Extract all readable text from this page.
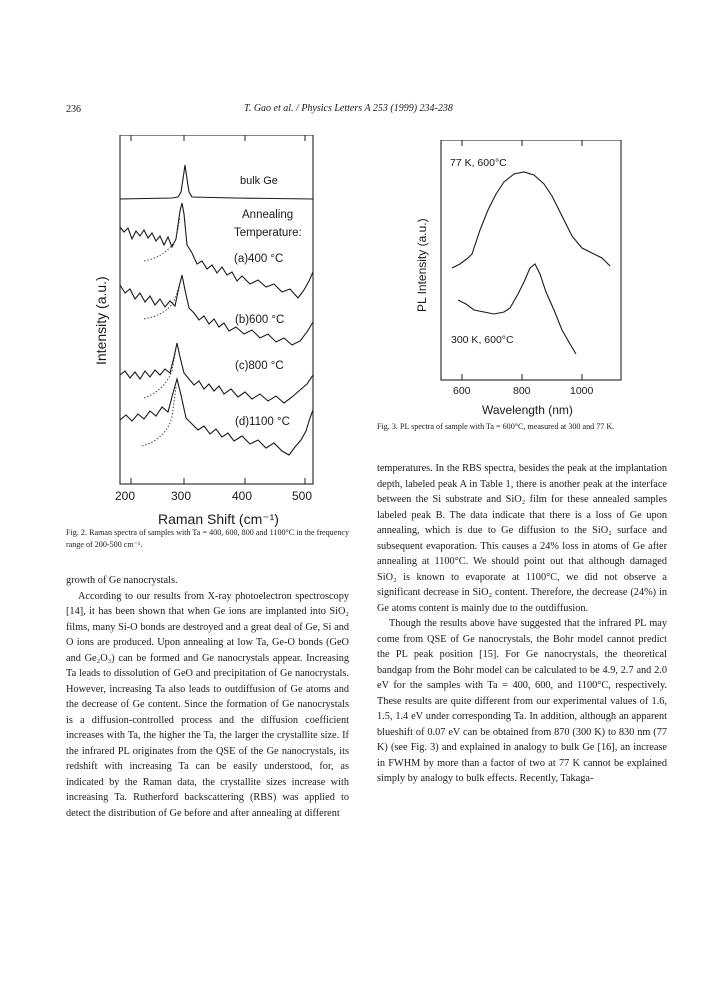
236	T. Gao et al. / Physics Letters A 253 (1999) 234-238
200	300	400	500
Raman Shift (cm⁻¹)
Intensity (a.u.)
bulk Ge
Annealing
Temperature:
(a)400 °C
(b)600 °C
(c)800 °C
(d)1100 °C
Fig. 2. Raman spectra of samples with Ta = 400, 600, 800 and 1100°C in the frequency range of 200-500 cm⁻¹.
600	800	1000
Wavelength (nm)
PL Intensity (a.u.)
77 K, 600°C
300 K, 600°C
Fig. 3. PL spectra of sample with Ta = 600°C, measured at 300 and 77 K.

growth of Ge nanocrystals.

According to our results from X-ray photoelectron spectroscopy [14], it has been shown that when Ge ions are implanted into SiO₂ films, many Si-O bonds are destroyed and a great deal of Ge, Si and O ions are produced. Upon annealing at low Ta, Ge-O bonds (GeO and Ge₂O₃) can be formed and Ge nanocrystals appear. Increasing Ta leads to dissolution of GeO and precipitation of Ge nanocrystals. However, increasing Ta also leads to outdiffusion of Ge atoms and the decrease of Ge content. Since the formation of Ge nanocrystals is a diffusion-controlled process and the diffusion coefficient increases with Ta, the higher the Ta, the larger the crystallite size. If the infrared PL originates from the QSE of the Ge nanocrystals, its redshift with increasing Ta can be easily understood, for, as indicated by the Raman data, the crystallite sizes increase with increasing Ta. Rutherford backscattering (RBS) was applied to detect the distribution of Ge before and after annealing at different

temperatures. In the RBS spectra, besides the peak at the implantation depth, labeled peak A in Table 1, there is another peak at the interface between the Si substrate and SiO₂ film for these annealed samples labeled peak B. The data indicate that there is a loss of Ge upon annealing, which is due to Ge diffusion to the SiO₂ surface and subsequent evaporation. This causes a 24% loss in atoms of Ge after annealing at 1100°C. We should point out that although damaged SiO₂ is known to evaporate at 1100°C, we did not observe a significant decrease in SiO₂ content. Therefore, the decrease (24%) in Ge atoms content is mainly due to the outdiffusion.

Though the results above have suggested that the infrared PL may come from QSE of Ge nanocrystals, the Bohr model cannot predict the PL peak position [15]. For Ge nanocrystals, the theoretical bandgap from the Bohr model can be calculated to be 4.9, 2.7 and 2.0 eV for the samples with Ta = 400, 600, and 1100°C, respectively. These results are quite different from our experimental values of 1.6, 1.5, 1.4 eV under corresponding Ta. In addition, although an apparent blueshift of 0.07 eV can be obtained from 870 (300 K) to 830 nm (77 K) (see Fig. 3) and explained in analogy to bulk Ge [16], an increase in FWHM by more than a factor of two at 77 K cannot be explained simply by analogy to bulk effects. Recently, Takaga-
_ _ _ _
Images do not belong in the copy; reproduce all other parts of the records above verbatim.

Extract all readable text from this page.
236	T. Gao et al. / Physics Letters A 253 (1999) 234-238
200	300	400	500
Raman Shift (cm⁻¹)
Intensity (a.u.)
bulk Ge
Annealing
Temperature:
(a)400 °C
(b)600 °C
(c)800 °C
(d)1100 °C
Fig. 2. Raman spectra of samples with Ta = 400, 600, 800 and 1100°C in the frequency range of 200-500 cm⁻¹.
600	800	1000
Wavelength (nm)
PL Intensity (a.u.)
77 K, 600°C
300 K, 600°C
Fig. 3. PL spectra of sample with Ta = 600°C, measured at 300 and 77 K.

growth of Ge nanocrystals.

According to our results from X-ray photoelectron spectroscopy [14], it has been shown that when Ge ions are implanted into SiO₂ films, many Si-O bonds are destroyed and a great deal of Ge, Si and O ions are produced. Upon annealing at low Ta, Ge-O bonds (GeO and Ge₂O₃) can be formed and Ge nanocrystals appear. Increasing Ta leads to dissolution of GeO and precipitation of Ge nanocrystals. However, increasing Ta also leads to outdiffusion of Ge atoms and the decrease of Ge content. Since the formation of Ge nanocrystals is a diffusion-controlled process and the diffusion coefficient increases with Ta, the higher the Ta, the larger the crystallite size. If the infrared PL originates from the QSE of the Ge nanocrystals, its redshift with increasing Ta can be easily understood, for, as indicated by the Raman data, the crystallite sizes increase with increasing Ta. Rutherford backscattering (RBS) was applied to detect the distribution of Ge before and after annealing at different

temperatures. In the RBS spectra, besides the peak at the implantation depth, labeled peak A in Table 1, there is another peak at the interface between the Si substrate and SiO₂ film for these annealed samples labeled peak B. The data indicate that there is a loss of Ge upon annealing, which is due to Ge diffusion to the SiO₂ surface and subsequent evaporation. This causes a 24% loss in atoms of Ge after annealing at 1100°C. We should point out that although damaged SiO₂ is known to evaporate at 1100°C, we did not observe a significant decrease in SiO₂ content. Therefore, the decrease (24%) in Ge atoms content is mainly due to the outdiffusion.

Though the results above have suggested that the infrared PL may come from QSE of Ge nanocrystals, the Bohr model cannot predict the PL peak position [15]. For Ge nanocrystals, the theoretical bandgap from the Bohr model can be calculated to be 4.9, 2.7 and 2.0 eV for the samples with Ta = 400, 600, and 1100°C, respectively. These results are quite different from our experimental values of 1.6, 1.5, 1.4 eV under corresponding Ta. In addition, although an apparent blueshift of 0.07 eV can be obtained from 870 (300 K) to 830 nm (77 K) (see Fig. 3) and explained in analogy to bulk Ge [16], an increase in FWHM by more than a factor of two at 77 K cannot be explained simply by analogy to bulk effects. Recently, Takaga-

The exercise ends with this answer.